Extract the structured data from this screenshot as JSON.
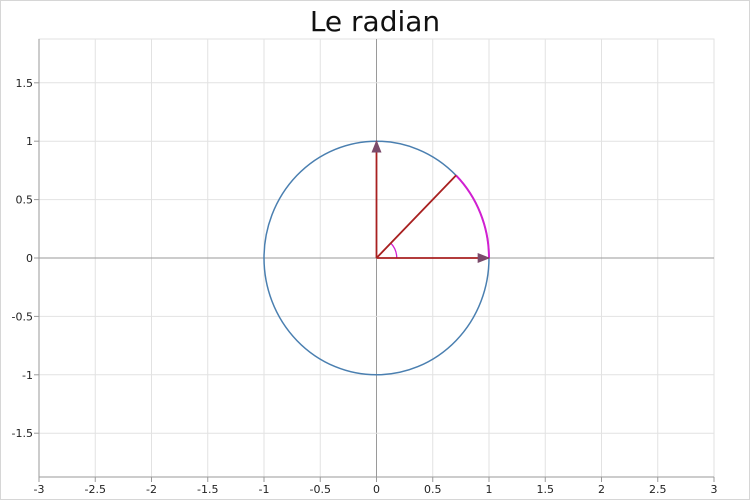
{
  "chart_data": {
    "type": "line",
    "title": "Le radian",
    "xlabel": "",
    "ylabel": "",
    "xlim": [
      -3,
      3
    ],
    "ylim": [
      -1.875,
      1.875
    ],
    "x_ticks": [
      -3,
      -2.5,
      -2,
      -1.5,
      -1,
      -0.5,
      0,
      0.5,
      1,
      1.5,
      2,
      2.5,
      3
    ],
    "y_ticks": [
      -1.5,
      -1,
      -0.5,
      0,
      0.5,
      1,
      1.5
    ],
    "x_tick_labels": [
      "-3",
      "-2.5",
      "-2",
      "-1.5",
      "-1",
      "-0.5",
      "0",
      "0.5",
      "1",
      "1.5",
      "2",
      "2.5",
      "3"
    ],
    "y_tick_labels": [
      "-1.5",
      "-1",
      "-0.5",
      "0",
      "0.5",
      "1",
      "1.5"
    ],
    "grid": true,
    "elements": [
      {
        "kind": "circle",
        "center": [
          0,
          0
        ],
        "radius": 1,
        "color": "#4a7fb0"
      },
      {
        "kind": "arc",
        "center": [
          0,
          0
        ],
        "radius": 1,
        "start_angle": 0,
        "end_angle": 0.785,
        "color": "#d11fd1"
      },
      {
        "kind": "angle-arc",
        "center": [
          0,
          0
        ],
        "radius": 0.18,
        "start_angle": 0,
        "end_angle": 0.785,
        "color": "#d11fd1"
      },
      {
        "kind": "vector",
        "from": [
          0,
          0
        ],
        "to": [
          1,
          0
        ],
        "color": "#a82020"
      },
      {
        "kind": "vector",
        "from": [
          0,
          0
        ],
        "to": [
          0,
          1
        ],
        "color": "#a82020"
      },
      {
        "kind": "segment",
        "from": [
          0,
          0
        ],
        "to": [
          0.707,
          0.707
        ],
        "color": "#a82020"
      }
    ]
  }
}
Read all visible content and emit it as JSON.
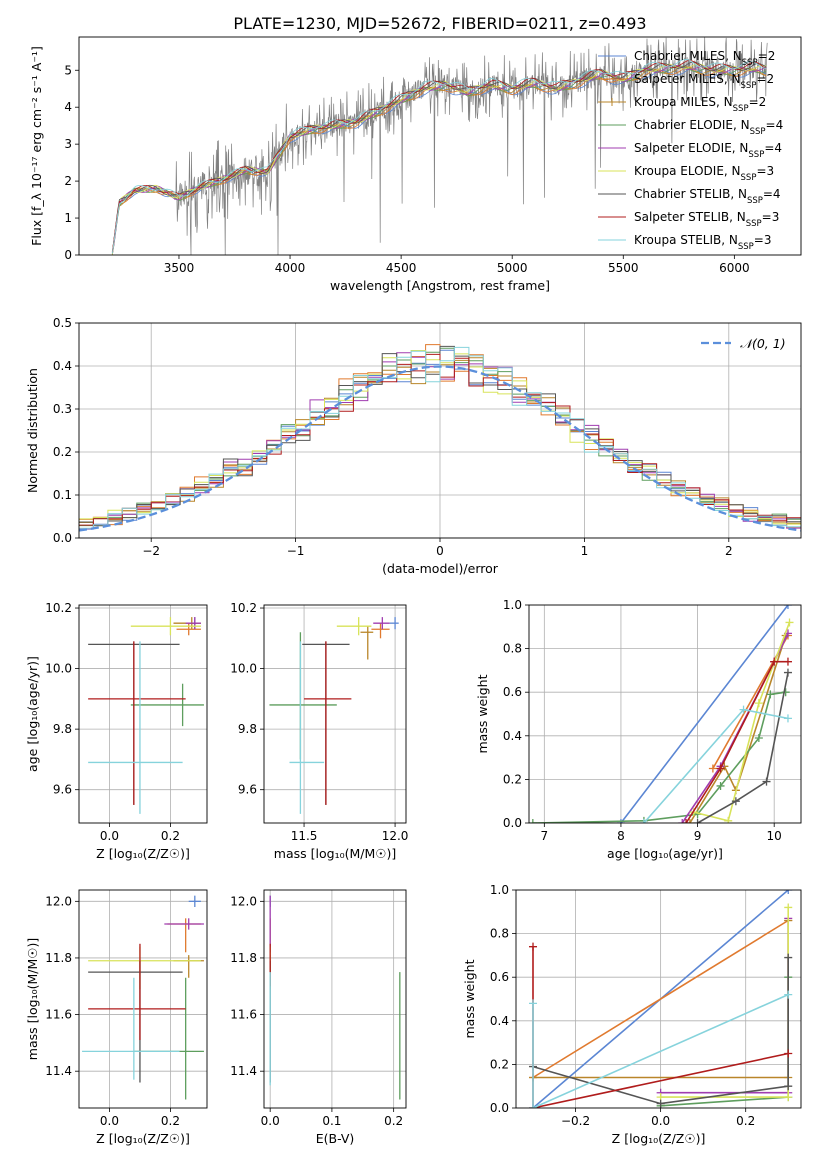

◆ Written exercise
Using the records above, retype everything exactly except the pictures.

◆ Complete output
Extract the structured data from this screenshot as JSON.
{
  "chart_data": {
    "type": "line",
    "title": "Le radian",
    "xlabel": "",
    "ylabel": "",
    "xlim": [
      -3,
      3
    ],
    "ylim": [
      -1.875,
      1.875
    ],
    "x_ticks": [
      -3,
      -2.5,
      -2,
      -1.5,
      -1,
      -0.5,
      0,
      0.5,
      1,
      1.5,
      2,
      2.5,
      3
    ],
    "y_ticks": [
      -1.5,
      -1,
      -0.5,
      0,
      0.5,
      1,
      1.5
    ],
    "x_tick_labels": [
      "-3",
      "-2.5",
      "-2",
      "-1.5",
      "-1",
      "-0.5",
      "0",
      "0.5",
      "1",
      "1.5",
      "2",
      "2.5",
      "3"
    ],
    "y_tick_labels": [
      "-1.5",
      "-1",
      "-0.5",
      "0",
      "0.5",
      "1",
      "1.5"
    ],
    "grid": true,
    "elements": [
      {
        "kind": "circle",
        "center": [
          0,
          0
        ],
        "radius": 1,
        "color": "#4a7fb0"
      },
      {
        "kind": "arc",
        "center": [
          0,
          0
        ],
        "radius": 1,
        "start_angle": 0,
        "end_angle": 0.785,
        "color": "#d11fd1"
      },
      {
        "kind": "angle-arc",
        "center": [
          0,
          0
        ],
        "radius": 0.18,
        "start_angle": 0,
        "end_angle": 0.785,
        "color": "#d11fd1"
      },
      {
        "kind": "vector",
        "from": [
          0,
          0
        ],
        "to": [
          1,
          0
        ],
        "color": "#a82020"
      },
      {
        "kind": "vector",
        "from": [
          0,
          0
        ],
        "to": [
          0,
          1
        ],
        "color": "#a82020"
      },
      {
        "kind": "segment",
        "from": [
          0,
          0
        ],
        "to": [
          0.707,
          0.707
        ],
        "color": "#a82020"
      }
    ]
  }
}
Read all visible content and emit it as JSON.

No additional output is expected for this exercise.